Count the lines in the material below that contain the string "highlight", matching case exactly, and give only the number.

******************************

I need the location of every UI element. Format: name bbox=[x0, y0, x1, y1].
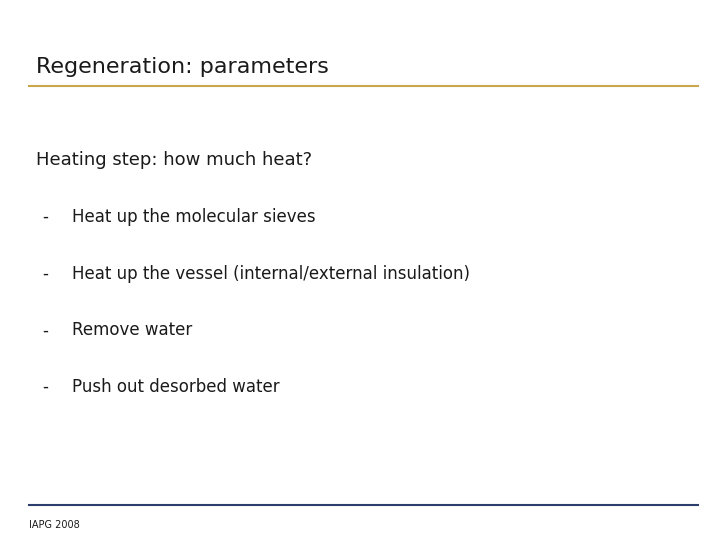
Text: Heat up the molecular sieves: Heat up the molecular sieves bbox=[72, 208, 315, 226]
Text: Regeneration: parameters: Regeneration: parameters bbox=[36, 57, 329, 77]
Text: Push out desorbed water: Push out desorbed water bbox=[72, 378, 279, 396]
Text: -: - bbox=[42, 265, 48, 282]
Text: -: - bbox=[42, 321, 48, 339]
Text: Remove water: Remove water bbox=[72, 321, 192, 339]
Text: -: - bbox=[42, 378, 48, 396]
Text: Heat up the vessel (internal/external insulation): Heat up the vessel (internal/external in… bbox=[72, 265, 470, 282]
Text: IAPG 2008: IAPG 2008 bbox=[29, 520, 79, 530]
Text: Heating step: how much heat?: Heating step: how much heat? bbox=[36, 151, 312, 169]
Text: -: - bbox=[42, 208, 48, 226]
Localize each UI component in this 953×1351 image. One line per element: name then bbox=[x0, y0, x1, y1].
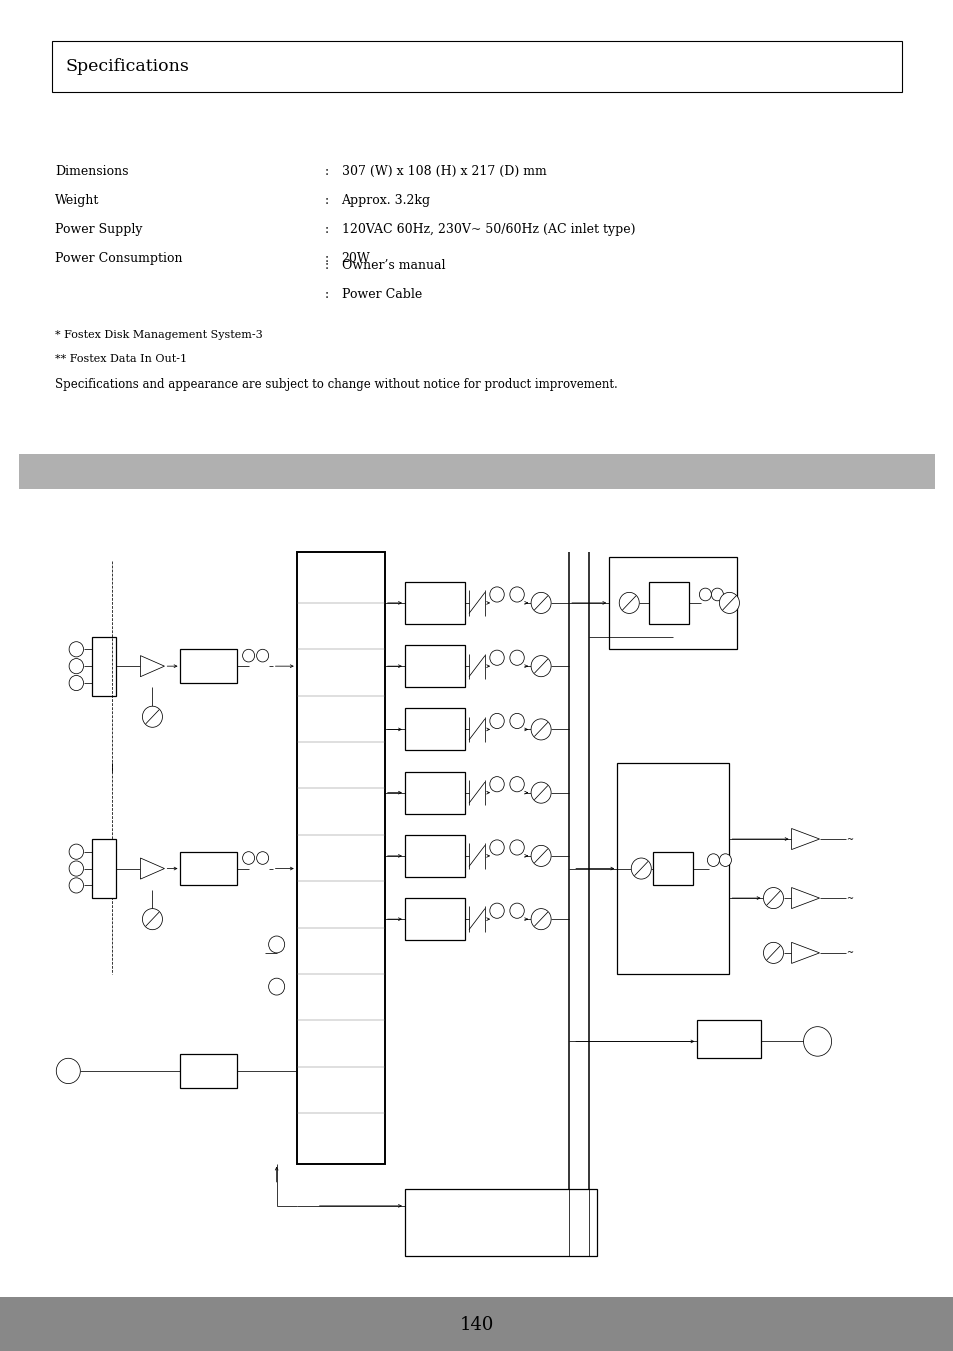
Text: 20W: 20W bbox=[341, 251, 370, 265]
Polygon shape bbox=[791, 888, 819, 909]
Circle shape bbox=[142, 909, 162, 929]
Circle shape bbox=[631, 858, 651, 880]
Circle shape bbox=[56, 1058, 80, 1084]
Text: Owner’s manual: Owner’s manual bbox=[341, 259, 444, 273]
Bar bbox=[404, 1189, 597, 1256]
Text: :: : bbox=[324, 251, 328, 265]
Text: :: : bbox=[324, 165, 328, 178]
Circle shape bbox=[69, 844, 84, 859]
Text: Power Supply: Power Supply bbox=[55, 223, 143, 236]
Circle shape bbox=[762, 888, 782, 909]
Bar bbox=[404, 708, 464, 751]
Text: Dimensions: Dimensions bbox=[55, 165, 129, 178]
Text: Weight: Weight bbox=[55, 195, 100, 207]
Bar bbox=[180, 851, 236, 885]
Bar bbox=[404, 582, 464, 624]
Circle shape bbox=[802, 1027, 831, 1056]
Polygon shape bbox=[791, 828, 819, 850]
Circle shape bbox=[256, 851, 269, 865]
Bar bbox=[92, 636, 116, 696]
Circle shape bbox=[719, 854, 731, 866]
Polygon shape bbox=[140, 655, 164, 677]
Bar bbox=[92, 839, 116, 898]
Polygon shape bbox=[791, 943, 819, 963]
Circle shape bbox=[509, 650, 524, 665]
Text: Power Consumption: Power Consumption bbox=[55, 251, 183, 265]
Text: :: : bbox=[324, 259, 328, 273]
Circle shape bbox=[531, 909, 551, 929]
Bar bbox=[404, 835, 464, 877]
Text: ~: ~ bbox=[844, 835, 852, 843]
Bar bbox=[19, 454, 934, 489]
Circle shape bbox=[269, 936, 284, 952]
Circle shape bbox=[69, 642, 84, 657]
Text: :: : bbox=[324, 289, 328, 301]
Text: 140: 140 bbox=[459, 1316, 494, 1333]
Circle shape bbox=[531, 719, 551, 740]
Circle shape bbox=[269, 978, 284, 996]
Bar bbox=[296, 553, 384, 1163]
Text: :: : bbox=[324, 195, 328, 207]
Circle shape bbox=[509, 902, 524, 919]
Bar bbox=[617, 763, 729, 974]
Circle shape bbox=[489, 777, 504, 792]
Text: Power Cable: Power Cable bbox=[341, 289, 421, 301]
Text: 120VAC 60Hz, 230V~ 50/60Hz (AC inlet type): 120VAC 60Hz, 230V~ 50/60Hz (AC inlet typ… bbox=[341, 223, 635, 236]
Bar bbox=[180, 1054, 236, 1088]
Circle shape bbox=[256, 650, 269, 662]
Circle shape bbox=[242, 650, 254, 662]
Circle shape bbox=[531, 782, 551, 804]
Bar bbox=[404, 771, 464, 813]
Bar bbox=[404, 898, 464, 940]
Text: ~: ~ bbox=[844, 948, 852, 958]
Circle shape bbox=[489, 586, 504, 603]
Bar bbox=[180, 650, 236, 684]
Bar bbox=[649, 582, 689, 624]
Circle shape bbox=[69, 676, 84, 690]
Text: Specifications: Specifications bbox=[66, 58, 190, 74]
Circle shape bbox=[489, 650, 504, 665]
Bar bbox=[404, 644, 464, 688]
Circle shape bbox=[711, 588, 722, 601]
Text: * Fostex Disk Management System-3: * Fostex Disk Management System-3 bbox=[55, 330, 263, 339]
Text: ~: ~ bbox=[844, 893, 852, 902]
Circle shape bbox=[489, 713, 504, 728]
Circle shape bbox=[489, 840, 504, 855]
Text: :: : bbox=[324, 223, 328, 236]
Circle shape bbox=[509, 777, 524, 792]
Circle shape bbox=[69, 878, 84, 893]
Circle shape bbox=[69, 658, 84, 674]
Circle shape bbox=[509, 586, 524, 603]
Circle shape bbox=[719, 592, 739, 613]
Bar bbox=[609, 557, 737, 650]
Bar bbox=[0, 1297, 953, 1351]
Circle shape bbox=[531, 655, 551, 677]
Circle shape bbox=[69, 861, 84, 877]
Circle shape bbox=[509, 840, 524, 855]
Circle shape bbox=[509, 713, 524, 728]
Circle shape bbox=[242, 851, 254, 865]
Circle shape bbox=[699, 588, 711, 601]
Bar bbox=[653, 851, 693, 885]
Text: 307 (W) x 108 (H) x 217 (D) mm: 307 (W) x 108 (H) x 217 (D) mm bbox=[341, 165, 546, 178]
Text: Specifications and appearance are subject to change without notice for product i: Specifications and appearance are subjec… bbox=[55, 378, 618, 392]
Text: Approx. 3.2kg: Approx. 3.2kg bbox=[341, 195, 430, 207]
Circle shape bbox=[531, 846, 551, 866]
Circle shape bbox=[618, 592, 639, 613]
Circle shape bbox=[142, 707, 162, 727]
Text: ** Fostex Data In Out-1: ** Fostex Data In Out-1 bbox=[55, 354, 187, 363]
Polygon shape bbox=[140, 858, 164, 880]
Bar bbox=[52, 41, 901, 92]
Circle shape bbox=[762, 943, 782, 963]
Circle shape bbox=[706, 854, 719, 866]
Circle shape bbox=[531, 592, 551, 613]
Circle shape bbox=[489, 902, 504, 919]
Bar bbox=[697, 1020, 760, 1058]
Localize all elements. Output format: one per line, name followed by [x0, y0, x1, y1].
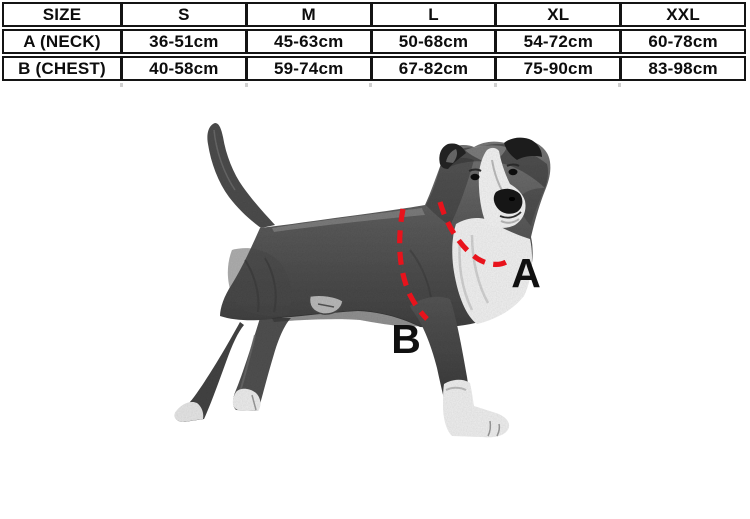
dog-front-paw	[443, 379, 510, 438]
chest-xl-value: 75-90cm	[494, 58, 619, 79]
back-highlight	[272, 208, 425, 232]
dog-eye-left	[470, 173, 480, 181]
chest-s-value: 40-58cm	[120, 58, 245, 79]
neck-m-value: 45-63cm	[244, 31, 370, 52]
neck-xl-value: 54-72cm	[494, 31, 619, 52]
table-row-neck: A (NECK) 36-51cm 45-63cm 50-68cm 54-72cm…	[2, 29, 746, 54]
cheek-shade	[517, 188, 545, 226]
chest-shading-lines	[458, 234, 490, 311]
table-header-row: SIZE S M L XL XXL	[2, 2, 746, 27]
chin-shade	[500, 218, 520, 224]
dog-illustration: A B	[174, 123, 551, 438]
ankle-shade	[445, 386, 467, 391]
mouth-line	[499, 211, 522, 219]
dog-nose	[493, 188, 523, 214]
left-ear-inner	[446, 149, 457, 163]
nostril	[509, 197, 515, 201]
table-shadow-tick	[120, 83, 123, 87]
size-chart-table: SIZE S M L XL XXL A (NECK) 36-51cm 45-63…	[2, 2, 746, 83]
tail-highlight	[213, 129, 236, 191]
dog-rear-paw-far	[174, 401, 204, 422]
front-toe-lines	[487, 420, 501, 437]
col-header-l: L	[369, 4, 495, 25]
dog-rear-leg-near	[233, 318, 291, 411]
dog-eye-right	[508, 168, 518, 176]
table-row-chest: B (CHEST) 40-58cm 59-74cm 67-82cm 75-90c…	[2, 56, 746, 81]
dog-rear-leg-far	[175, 322, 244, 422]
underbelly-detail	[308, 294, 344, 315]
table-shadow-tick	[494, 83, 497, 87]
brow-lines	[468, 163, 520, 172]
neck-measurement-line	[437, 201, 511, 267]
rear-toe-line	[251, 394, 257, 411]
chest-m-value: 59-74cm	[244, 58, 370, 79]
col-header-xl: XL	[494, 4, 619, 25]
table-shadow-tick	[369, 83, 372, 87]
thigh-muscle-lines	[244, 257, 277, 313]
table-shadow-tick	[245, 83, 248, 87]
neck-label: A	[511, 250, 541, 296]
table-shadow-tick	[618, 83, 621, 87]
dog-rear-paw-near	[232, 388, 261, 411]
belly-shade	[272, 310, 420, 327]
chest-xxl-value: 83-98cm	[619, 58, 744, 79]
neck-xxl-value: 60-78cm	[619, 31, 744, 52]
neck-l-value: 50-68cm	[369, 31, 495, 52]
neck-shade	[426, 157, 474, 226]
neck-s-value: 36-51cm	[120, 31, 245, 52]
col-header-s: S	[120, 4, 245, 25]
rear-leg-highlight	[239, 334, 256, 393]
col-header-xxl: XXL	[619, 4, 744, 25]
col-header-m: M	[244, 4, 370, 25]
chest-label: B	[391, 316, 421, 362]
row-header-neck: A (NECK)	[23, 32, 101, 51]
dog-right-ear	[504, 137, 542, 160]
row-header-chest: B (CHEST)	[18, 59, 106, 78]
chest-measurement-line	[397, 208, 429, 321]
chest-l-value: 67-82cm	[369, 58, 495, 79]
underbelly-line	[317, 303, 335, 308]
col-header-size: SIZE	[42, 5, 82, 24]
dog-tail	[207, 123, 275, 228]
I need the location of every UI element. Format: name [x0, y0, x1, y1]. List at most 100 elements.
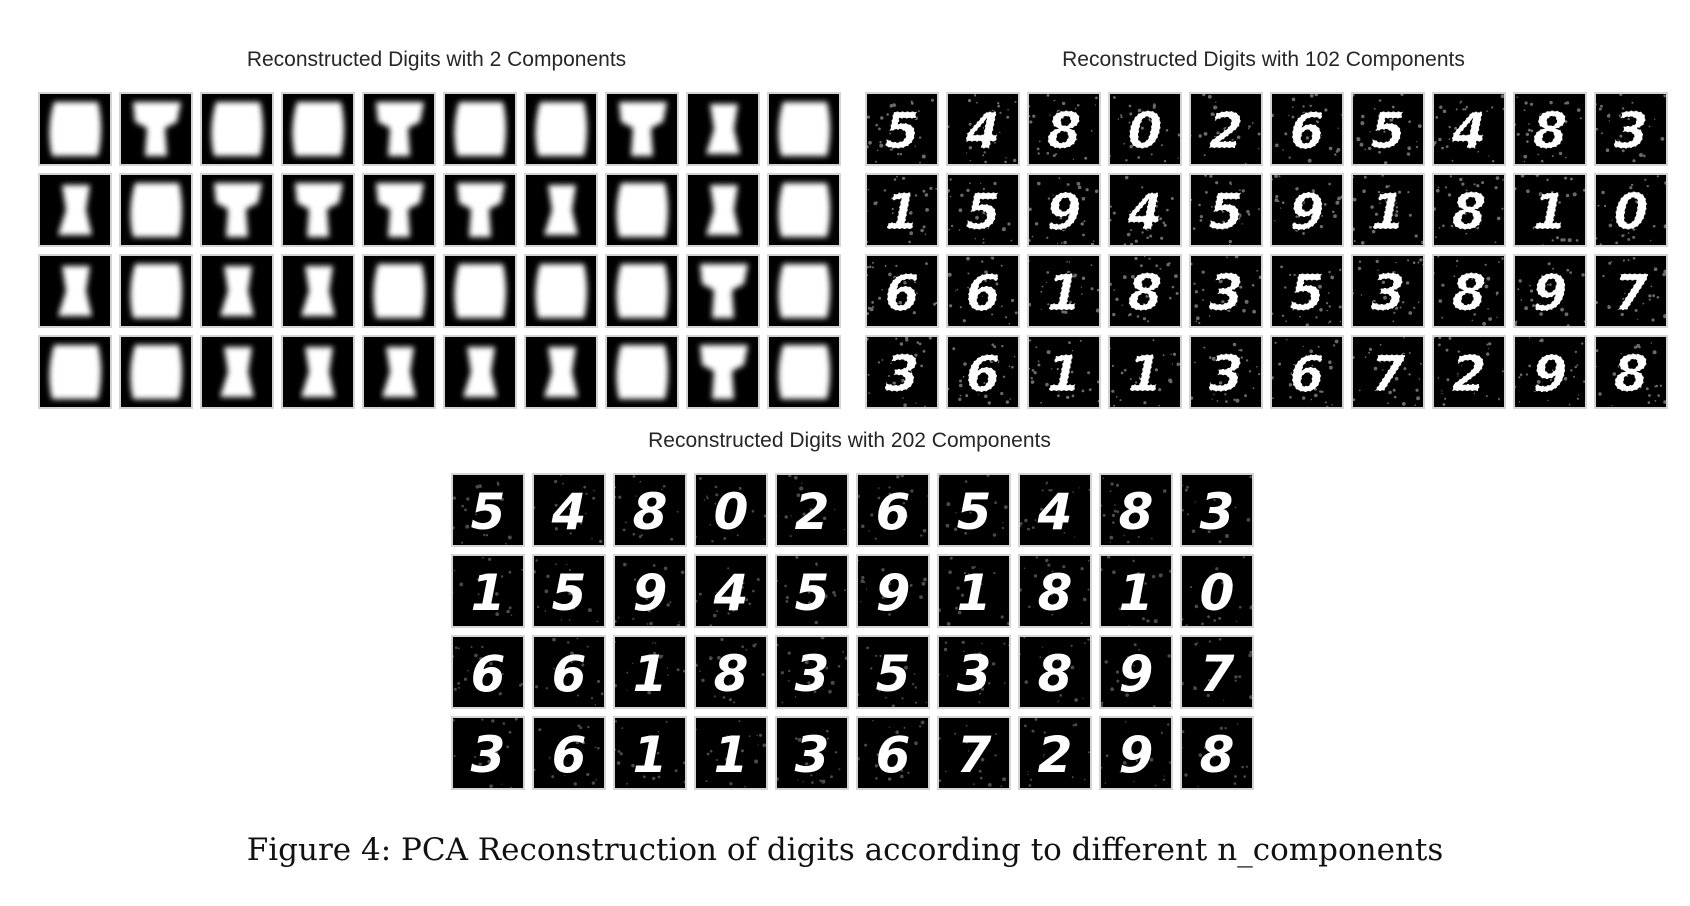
digit-image-graphic: 5 — [453, 475, 523, 545]
digit-glyph: 6 — [876, 483, 911, 541]
digit-glyph: 6 — [966, 345, 1001, 403]
digit-image-graphic: 3 — [1191, 337, 1261, 407]
digit-image — [200, 335, 274, 409]
digit-glyph: 5 — [966, 183, 1001, 241]
digit-glyph: 1 — [885, 183, 920, 241]
digit-image-graphic: 1 — [1101, 556, 1171, 626]
digit-glyph: 9 — [633, 564, 668, 622]
digit-image: 5 — [937, 473, 1011, 547]
digit-image-graphic: 6 — [1272, 337, 1342, 407]
digit-image-graphic: 4 — [534, 475, 604, 545]
digit-glyph: 8 — [1038, 564, 1073, 622]
digit-image-graphic: 6 — [858, 475, 928, 545]
digit-image-graphic: 8 — [1182, 718, 1252, 788]
panel-202-components: Reconstructed Digits with 202 Components… — [451, 425, 1254, 795]
digit-image — [281, 173, 355, 247]
digit-image — [686, 173, 760, 247]
digit-image-graphic: 5 — [1353, 94, 1423, 164]
digit-image-graphic: 8 — [1020, 637, 1090, 707]
digit-glyph: 8 — [1452, 264, 1487, 322]
digit-image: 3 — [1594, 92, 1668, 166]
digit-image-graphic — [40, 175, 110, 245]
digit-image — [38, 335, 112, 409]
digit-image: 4 — [532, 473, 606, 547]
digit-image: 1 — [1513, 173, 1587, 247]
digit-image: 9 — [1513, 335, 1587, 409]
digit-image-graphic — [364, 94, 434, 164]
digit-image: 3 — [1189, 335, 1263, 409]
digit-glyph: 1 — [1047, 264, 1082, 322]
digit-image: 2 — [1432, 335, 1506, 409]
digit-image — [38, 254, 112, 328]
digit-image-graphic: 4 — [1020, 475, 1090, 545]
digit-glyph: 4 — [713, 564, 749, 622]
digit-glyph: 4 — [551, 483, 587, 541]
digit-glyph: 8 — [1128, 264, 1163, 322]
digit-image: 3 — [937, 635, 1011, 709]
digit-image: 6 — [1270, 335, 1344, 409]
digit-glyph: 9 — [876, 564, 911, 622]
digit-glyph: 9 — [1047, 183, 1082, 241]
digit-image-graphic: 0 — [1182, 556, 1252, 626]
digit-image: 1 — [451, 554, 525, 628]
digit-image-graphic — [283, 337, 353, 407]
digit-image-graphic: 7 — [1596, 256, 1666, 326]
digit-image — [767, 254, 841, 328]
digit-image — [200, 173, 274, 247]
digit-image-graphic: 1 — [1515, 175, 1585, 245]
digit-glyph: 5 — [1290, 264, 1325, 322]
digit-image: 8 — [1099, 473, 1173, 547]
digit-glyph: 9 — [1290, 183, 1325, 241]
digit-glyph: 3 — [885, 345, 920, 403]
digit-image: 7 — [1180, 635, 1254, 709]
digit-image — [524, 173, 598, 247]
digit-glyph: 7 — [957, 726, 992, 784]
digit-image-graphic: 5 — [939, 475, 1009, 545]
digit-glyph: 5 — [876, 645, 911, 703]
digit-image-graphic: 5 — [1191, 175, 1261, 245]
digit-image-graphic — [526, 256, 596, 326]
digit-image — [281, 92, 355, 166]
digit-image-graphic — [607, 337, 677, 407]
digit-glyph: 3 — [1371, 264, 1406, 322]
digit-glyph: 5 — [885, 102, 920, 160]
digit-glyph: 6 — [966, 264, 1001, 322]
digit-glyph: 5 — [471, 483, 506, 541]
digit-image: 4 — [1018, 473, 1092, 547]
digit-image: 7 — [1351, 335, 1425, 409]
digit-image: 5 — [775, 554, 849, 628]
digit-glyph: 4 — [1037, 483, 1073, 541]
digit-image — [38, 92, 112, 166]
digit-image: 8 — [1018, 635, 1092, 709]
digit-image-graphic: 6 — [858, 718, 928, 788]
digit-image: 6 — [946, 254, 1020, 328]
digit-image: 4 — [1432, 92, 1506, 166]
digit-glyph: 1 — [633, 645, 668, 703]
digit-image: 1 — [1099, 554, 1173, 628]
digit-image-graphic: 9 — [858, 556, 928, 626]
digit-image-graphic: 1 — [939, 556, 1009, 626]
digit-glyph: 8 — [1533, 102, 1568, 160]
digit-image — [38, 173, 112, 247]
digit-image-graphic: 2 — [777, 475, 847, 545]
digit-image: 1 — [613, 635, 687, 709]
digit-glyph: 4 — [965, 102, 1001, 160]
digit-image-graphic — [283, 175, 353, 245]
digit-image — [362, 173, 436, 247]
digit-image-graphic: 2 — [1434, 337, 1504, 407]
digit-image-graphic — [202, 175, 272, 245]
digit-image-graphic: 0 — [1110, 94, 1180, 164]
digit-image: 1 — [1351, 173, 1425, 247]
digit-image-graphic: 1 — [615, 718, 685, 788]
digit-glyph: 1 — [1371, 183, 1406, 241]
digit-glyph: 3 — [957, 645, 992, 703]
digit-image-graphic: 3 — [777, 637, 847, 707]
digit-image — [281, 335, 355, 409]
digit-image: 6 — [946, 335, 1020, 409]
digit-image — [524, 254, 598, 328]
digit-image — [443, 173, 517, 247]
digit-image-graphic — [769, 94, 839, 164]
digit-image-graphic — [121, 256, 191, 326]
digit-image-graphic: 8 — [1434, 175, 1504, 245]
digit-image: 8 — [1432, 254, 1506, 328]
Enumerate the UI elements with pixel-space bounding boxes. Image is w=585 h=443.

******************************

## ANSWER TO THE EXERCISE
3